**Exercise objective**
Print the listing below in its entirety, character for character.

Records from a collection:
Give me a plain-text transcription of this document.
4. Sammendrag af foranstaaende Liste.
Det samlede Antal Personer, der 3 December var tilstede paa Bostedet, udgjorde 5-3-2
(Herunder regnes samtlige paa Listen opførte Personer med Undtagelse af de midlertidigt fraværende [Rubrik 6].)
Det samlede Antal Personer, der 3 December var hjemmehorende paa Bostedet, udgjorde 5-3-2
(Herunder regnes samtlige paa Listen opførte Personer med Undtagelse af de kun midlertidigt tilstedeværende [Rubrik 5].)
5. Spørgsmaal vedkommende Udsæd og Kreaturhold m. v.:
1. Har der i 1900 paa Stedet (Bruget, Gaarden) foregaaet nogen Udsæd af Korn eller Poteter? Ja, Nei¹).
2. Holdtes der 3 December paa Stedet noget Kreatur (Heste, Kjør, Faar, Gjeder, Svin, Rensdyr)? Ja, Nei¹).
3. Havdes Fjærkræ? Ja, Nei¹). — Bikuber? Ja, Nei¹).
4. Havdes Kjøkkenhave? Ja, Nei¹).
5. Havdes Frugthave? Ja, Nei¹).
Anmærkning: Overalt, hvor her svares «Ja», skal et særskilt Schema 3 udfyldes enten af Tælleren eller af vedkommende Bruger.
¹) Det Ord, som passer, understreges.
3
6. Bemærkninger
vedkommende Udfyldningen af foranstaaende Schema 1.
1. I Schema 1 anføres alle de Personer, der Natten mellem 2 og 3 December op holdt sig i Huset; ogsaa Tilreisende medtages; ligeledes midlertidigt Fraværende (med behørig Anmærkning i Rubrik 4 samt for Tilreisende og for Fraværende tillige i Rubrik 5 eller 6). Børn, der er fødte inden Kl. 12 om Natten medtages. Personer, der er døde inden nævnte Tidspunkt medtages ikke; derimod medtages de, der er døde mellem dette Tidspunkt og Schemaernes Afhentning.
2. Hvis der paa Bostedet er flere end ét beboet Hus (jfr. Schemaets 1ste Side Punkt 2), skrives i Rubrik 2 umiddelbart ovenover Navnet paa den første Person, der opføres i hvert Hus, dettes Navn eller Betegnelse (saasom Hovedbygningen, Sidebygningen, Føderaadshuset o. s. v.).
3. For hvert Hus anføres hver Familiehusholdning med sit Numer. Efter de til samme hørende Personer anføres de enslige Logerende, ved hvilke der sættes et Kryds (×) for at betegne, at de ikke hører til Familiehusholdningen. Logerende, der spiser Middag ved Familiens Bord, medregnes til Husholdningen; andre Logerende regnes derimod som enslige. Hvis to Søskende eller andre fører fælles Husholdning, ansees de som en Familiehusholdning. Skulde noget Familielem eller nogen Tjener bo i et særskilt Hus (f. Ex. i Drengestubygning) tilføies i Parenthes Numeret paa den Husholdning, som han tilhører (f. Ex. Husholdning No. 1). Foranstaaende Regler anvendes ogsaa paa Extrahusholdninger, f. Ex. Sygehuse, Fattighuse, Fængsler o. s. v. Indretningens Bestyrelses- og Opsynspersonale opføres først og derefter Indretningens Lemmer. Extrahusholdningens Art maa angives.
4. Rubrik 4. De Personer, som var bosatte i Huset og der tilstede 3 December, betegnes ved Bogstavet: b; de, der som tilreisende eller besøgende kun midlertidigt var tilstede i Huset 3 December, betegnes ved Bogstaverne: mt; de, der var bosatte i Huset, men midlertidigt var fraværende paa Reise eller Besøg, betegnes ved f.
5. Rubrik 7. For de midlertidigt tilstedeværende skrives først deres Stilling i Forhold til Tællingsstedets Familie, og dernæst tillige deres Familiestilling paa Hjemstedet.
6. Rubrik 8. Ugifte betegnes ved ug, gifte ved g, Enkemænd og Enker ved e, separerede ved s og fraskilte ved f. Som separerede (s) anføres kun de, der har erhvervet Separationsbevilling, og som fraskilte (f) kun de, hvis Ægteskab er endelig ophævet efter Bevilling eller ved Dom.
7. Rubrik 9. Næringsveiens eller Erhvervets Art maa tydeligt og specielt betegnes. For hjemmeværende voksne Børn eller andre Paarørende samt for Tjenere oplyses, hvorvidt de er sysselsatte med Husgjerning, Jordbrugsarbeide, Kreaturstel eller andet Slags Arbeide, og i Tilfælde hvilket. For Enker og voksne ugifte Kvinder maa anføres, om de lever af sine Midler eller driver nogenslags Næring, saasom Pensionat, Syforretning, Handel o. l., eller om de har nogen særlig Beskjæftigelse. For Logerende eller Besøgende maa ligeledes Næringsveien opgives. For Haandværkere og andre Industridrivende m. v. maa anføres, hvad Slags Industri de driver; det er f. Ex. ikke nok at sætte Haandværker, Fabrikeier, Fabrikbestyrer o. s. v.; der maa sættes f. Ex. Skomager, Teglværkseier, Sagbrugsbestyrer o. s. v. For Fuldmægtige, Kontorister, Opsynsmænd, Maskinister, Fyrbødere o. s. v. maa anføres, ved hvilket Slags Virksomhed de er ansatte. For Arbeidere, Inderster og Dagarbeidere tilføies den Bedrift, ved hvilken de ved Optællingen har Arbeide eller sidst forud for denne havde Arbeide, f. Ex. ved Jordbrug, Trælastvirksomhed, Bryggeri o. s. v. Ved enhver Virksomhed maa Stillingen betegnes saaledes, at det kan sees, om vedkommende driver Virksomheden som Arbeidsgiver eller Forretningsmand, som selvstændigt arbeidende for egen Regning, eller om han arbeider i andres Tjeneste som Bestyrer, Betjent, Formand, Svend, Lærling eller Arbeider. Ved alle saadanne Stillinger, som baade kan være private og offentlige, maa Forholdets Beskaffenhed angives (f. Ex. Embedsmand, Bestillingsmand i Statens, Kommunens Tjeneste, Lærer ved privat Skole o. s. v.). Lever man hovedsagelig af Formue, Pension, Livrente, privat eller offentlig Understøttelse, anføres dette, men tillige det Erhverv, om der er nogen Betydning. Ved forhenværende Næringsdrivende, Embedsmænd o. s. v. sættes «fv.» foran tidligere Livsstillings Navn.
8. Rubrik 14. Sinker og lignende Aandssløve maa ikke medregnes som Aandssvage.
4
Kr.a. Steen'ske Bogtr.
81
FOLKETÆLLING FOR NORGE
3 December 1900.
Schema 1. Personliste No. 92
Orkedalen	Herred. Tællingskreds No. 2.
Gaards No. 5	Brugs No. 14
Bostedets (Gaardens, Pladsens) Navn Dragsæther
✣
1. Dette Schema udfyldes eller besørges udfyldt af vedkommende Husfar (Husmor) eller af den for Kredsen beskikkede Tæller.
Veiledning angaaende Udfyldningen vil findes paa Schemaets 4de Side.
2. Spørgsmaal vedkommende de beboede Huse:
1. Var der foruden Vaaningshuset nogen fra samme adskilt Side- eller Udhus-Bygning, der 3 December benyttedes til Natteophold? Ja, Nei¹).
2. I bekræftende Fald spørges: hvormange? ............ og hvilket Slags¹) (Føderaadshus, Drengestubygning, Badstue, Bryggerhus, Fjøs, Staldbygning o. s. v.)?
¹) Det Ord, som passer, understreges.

**Task answer**
Give me a plain-text transcription of this document.
4. Sammendrag af foranstaaende Liste.
Det samlede Antal Personer, der 3 December var tilstede paa Bostedet, udgjorde 5-3-2
(Herunder regnes samtlige paa Listen opførte Personer med Undtagelse af de midlertidigt fraværende [Rubrik 6].)
Det samlede Antal Personer, der 3 December var hjemmehorende paa Bostedet, udgjorde 5-3-2
(Herunder regnes samtlige paa Listen opførte Personer med Undtagelse af de kun midlertidigt tilstedeværende [Rubrik 5].)
5. Spørgsmaal vedkommende Udsæd og Kreaturhold m. v.:
1. Har der i 1900 paa Stedet (Bruget, Gaarden) foregaaet nogen Udsæd af Korn eller Poteter? Ja, Nei¹).
2. Holdtes der 3 December paa Stedet noget Kreatur (Heste, Kjør, Faar, Gjeder, Svin, Rensdyr)? Ja, Nei¹).
3. Havdes Fjærkræ? Ja, Nei¹). — Bikuber? Ja, Nei¹).
4. Havdes Kjøkkenhave? Ja, Nei¹).
5. Havdes Frugthave? Ja, Nei¹).
Anmærkning: Overalt, hvor her svares «Ja», skal et særskilt Schema 3 udfyldes enten af Tælleren eller af vedkommende Bruger.
¹) Det Ord, som passer, understreges.
3
6. Bemærkninger
vedkommende Udfyldningen af foranstaaende Schema 1.
1. I Schema 1 anføres alle de Personer, der Natten mellem 2 og 3 December op holdt sig i Huset; ogsaa Tilreisende medtages; ligeledes midlertidigt Fraværende (med behørig Anmærkning i Rubrik 4 samt for Tilreisende og for Fraværende tillige i Rubrik 5 eller 6). Børn, der er fødte inden Kl. 12 om Natten medtages. Personer, der er døde inden nævnte Tidspunkt medtages ikke; derimod medtages de, der er døde mellem dette Tidspunkt og Schemaernes Afhentning.
2. Hvis der paa Bostedet er flere end ét beboet Hus (jfr. Schemaets 1ste Side Punkt 2), skrives i Rubrik 2 umiddelbart ovenover Navnet paa den første Person, der opføres i hvert Hus, dettes Navn eller Betegnelse (saasom Hovedbygningen, Sidebygningen, Føderaadshuset o. s. v.).
3. For hvert Hus anføres hver Familiehusholdning med sit Numer. Efter de til samme hørende Personer anføres de enslige Logerende, ved hvilke der sættes et Kryds (×) for at betegne, at de ikke hører til Familiehusholdningen. Logerende, der spiser Middag ved Familiens Bord, medregnes til Husholdningen; andre Logerende regnes derimod som enslige. Hvis to Søskende eller andre fører fælles Husholdning, ansees de som en Familiehusholdning. Skulde noget Familielem eller nogen Tjener bo i et særskilt Hus (f. Ex. i Drengestubygning) tilføies i Parenthes Numeret paa den Husholdning, som han tilhører (f. Ex. Husholdning No. 1). Foranstaaende Regler anvendes ogsaa paa Extrahusholdninger, f. Ex. Sygehuse, Fattighuse, Fængsler o. s. v. Indretningens Bestyrelses- og Opsynspersonale opføres først og derefter Indretningens Lemmer. Extrahusholdningens Art maa angives.
4. Rubrik 4. De Personer, som var bosatte i Huset og der tilstede 3 December, betegnes ved Bogstavet: b; de, der som tilreisende eller besøgende kun midlertidigt var tilstede i Huset 3 December, betegnes ved Bogstaverne: mt; de, der var bosatte i Huset, men midlertidigt var fraværende paa Reise eller Besøg, betegnes ved f.
5. Rubrik 7. For de midlertidigt tilstedeværende skrives først deres Stilling i Forhold til Tællingsstedets Familie, og dernæst tillige deres Familiestilling paa Hjemstedet.
6. Rubrik 8. Ugifte betegnes ved ug, gifte ved g, Enkemænd og Enker ved e, separerede ved s og fraskilte ved f. Som separerede (s) anføres kun de, der har erhvervet Separationsbevilling, og som fraskilte (f) kun de, hvis Ægteskab er endelig ophævet efter Bevilling eller ved Dom.
7. Rubrik 9. Næringsveiens eller Erhvervets Art maa tydeligt og specielt betegnes. For hjemmeværende voksne Børn eller andre Paarørende samt for Tjenere oplyses, hvorvidt de er sysselsatte med Husgjerning, Jordbrugsarbeide, Kreaturstel eller andet Slags Arbeide, og i Tilfælde hvilket. For Enker og voksne ugifte Kvinder maa anføres, om de lever af sine Midler eller driver nogenslags Næring, saasom Pensionat, Syforretning, Handel o. l., eller om de har nogen særlig Beskjæftigelse. For Logerende eller Besøgende maa ligeledes Næringsveien opgives. For Haandværkere og andre Industridrivende m. v. maa anføres, hvad Slags Industri de driver; det er f. Ex. ikke nok at sætte Haandværker, Fabrikeier, Fabrikbestyrer o. s. v.; der maa sættes f. Ex. Skomager, Teglværkseier, Sagbrugsbestyrer o. s. v. For Fuldmægtige, Kontorister, Opsynsmænd, Maskinister, Fyrbødere o. s. v. maa anføres, ved hvilket Slags Virksomhed de er ansatte. For Arbeidere, Inderster og Dagarbeidere tilføies den Bedrift, ved hvilken de ved Optællingen har Arbeide eller sidst forud for denne havde Arbeide, f. Ex. ved Jordbrug, Trælastvirksomhed, Bryggeri o. s. v. Ved enhver Virksomhed maa Stillingen betegnes saaledes, at det kan sees, om vedkommende driver Virksomheden som Arbeidsgiver eller Forretningsmand, som selvstændigt arbeidende for egen Regning, eller om han arbeider i andres Tjeneste som Bestyrer, Betjent, Formand, Svend, Lærling eller Arbeider. Ved alle saadanne Stillinger, som baade kan være private og offentlige, maa Forholdets Beskaffenhed angives (f. Ex. Embedsmand, Bestillingsmand i Statens, Kommunens Tjeneste, Lærer ved privat Skole o. s. v.). Lever man hovedsagelig af Formue, Pension, Livrente, privat eller offentlig Understøttelse, anføres dette, men tillige det Erhverv, om der er nogen Betydning. Ved forhenværende Næringsdrivende, Embedsmænd o. s. v. sættes «fv.» foran tidligere Livsstillings Navn.
8. Rubrik 14. Sinker og lignende Aandssløve maa ikke medregnes som Aandssvage.
4
Kr.a. Steen'ske Bogtr.
81
FOLKETÆLLING FOR NORGE
3 December 1900.
Schema 1. Personliste No. 92
Orkedalen	Herred. Tællingskreds No. 2.
Gaards No. 5	Brugs No. 14
Bostedets (Gaardens, Pladsens) Navn Dragsæther
✣
1. Dette Schema udfyldes eller besørges udfyldt af vedkommende Husfar (Husmor) eller af den for Kredsen beskikkede Tæller.
Veiledning angaaende Udfyldningen vil findes paa Schemaets 4de Side.
2. Spørgsmaal vedkommende de beboede Huse:
1. Var der foruden Vaaningshuset nogen fra samme adskilt Side- eller Udhus-Bygning, der 3 December benyttedes til Natteophold? Ja, Nei¹).
2. I bekræftende Fald spørges: hvormange? ............ og hvilket Slags¹) (Føderaadshus, Drengestubygning, Badstue, Bryggerhus, Fjøs, Staldbygning o. s. v.)?
¹) Det Ord, som passer, understreges.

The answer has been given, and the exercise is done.